■ Short exercise ■
Where a line contains the word "Transversal", copy that line in full.

■ Material for this exercise ■
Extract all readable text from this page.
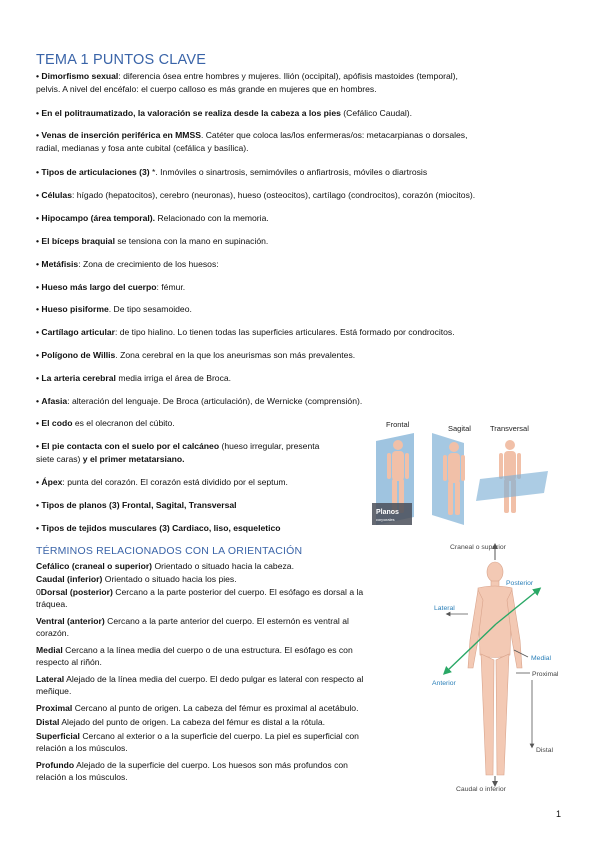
TEMA 1 PUNTOS CLAVE

• Dimorfismo sexual: diferencia ósea entre hombres y mujeres. Ilión (occipital), apófisis mastoides (temporal),
pelvis. A nivel del encéfalo: el cuerpo calloso es más grande en mujeres que en hombres.

• En el politraumatizado, la valoración se realiza desde la cabeza a los pies (Cefálico Caudal).

• Venas de inserción periférica en MMSS. Catéter que coloca las/los enfermeras/os: metacarpianas o dorsales,
radial, medianas y fosa ante cubital (cefálica y basílica).

• Tipos de articulaciones (3) *. Inmóviles o sinartrosis, semimóviles o anfiartrosis, móviles o diartrosis

• Células: hígado (hepatocitos), cerebro (neuronas), hueso (osteocitos), cartílago (condrocitos), corazón (miocitos).

• Hipocampo (área temporal). Relacionado con la memoria.

• El bíceps braquial se tensiona con la mano en supinación.

• Metáfisis: Zona de crecimiento de los huesos:

• Hueso más largo del cuerpo: fémur.

• Hueso pisiforme. De tipo sesamoideo.

• Cartílago articular: de tipo hialino. Lo tienen todas las superficies articulares. Está formado por condrocitos.

• Polígono de Willis. Zona cerebral en la que los aneurismas son más prevalentes.

• La arteria cerebral media irriga el área de Broca.

• Afasia: alteración del lenguaje. De Broca (articulación), de Wernicke (comprensión).

• El codo es el olecranon del cúbito.

• El pie contacta con el suelo por el calcáneo (hueso irregular, presenta
siete caras) y el primer metatarsiano.

• Ápex: punta del corazón. El corazón está dividido por el septum.

• Tipos de planos (3) Frontal, Sagital, Transversal

• Tipos de tejidos musculares (3) Cardiaco, liso, esqueletico

Frontal	Sagital	Transversal
Planos
corporales
TÉRMINOS RELACIONADOS CON LA ORIENTACIÓN

Cefálico (craneal o superior) Orientado o situado hacia la cabeza.

Caudal (inferior) Orientado o situado hacia los pies.

0Dorsal (posterior) Cercano a la parte posterior del cuerpo. El esófago es dorsal a la
tráquea.

Ventral (anterior) Cercano a la parte anterior del cuerpo. El esternón es ventral al
corazón.

Medial Cercano a la línea media del cuerpo o de una estructura. El esófago es con
respecto al riñón.

Lateral Alejado de la línea media del cuerpo. El dedo pulgar es lateral con respecto al
meñique.

Proximal Cercano al punto de origen. La cabeza del fémur es proximal al acetábulo.

Distal Alejado del punto de origen. La cabeza del fémur es distal a la rótula.

Superficial Cercano al exterior o a la superficie del cuerpo. La piel es superficial con
relación a los músculos.

Profundo Alejado de la superficie del cuerpo. Los huesos son más profundos con
relación a los músculos.

Craneal o superior
Posterior
Lateral
Medial
Anterior
Proximal
Distal
Caudal o inferior
1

■ Complete response ■
• Tipos de planos (3) Frontal, Sagital, Transversal
Frontal	Sagital	Transversal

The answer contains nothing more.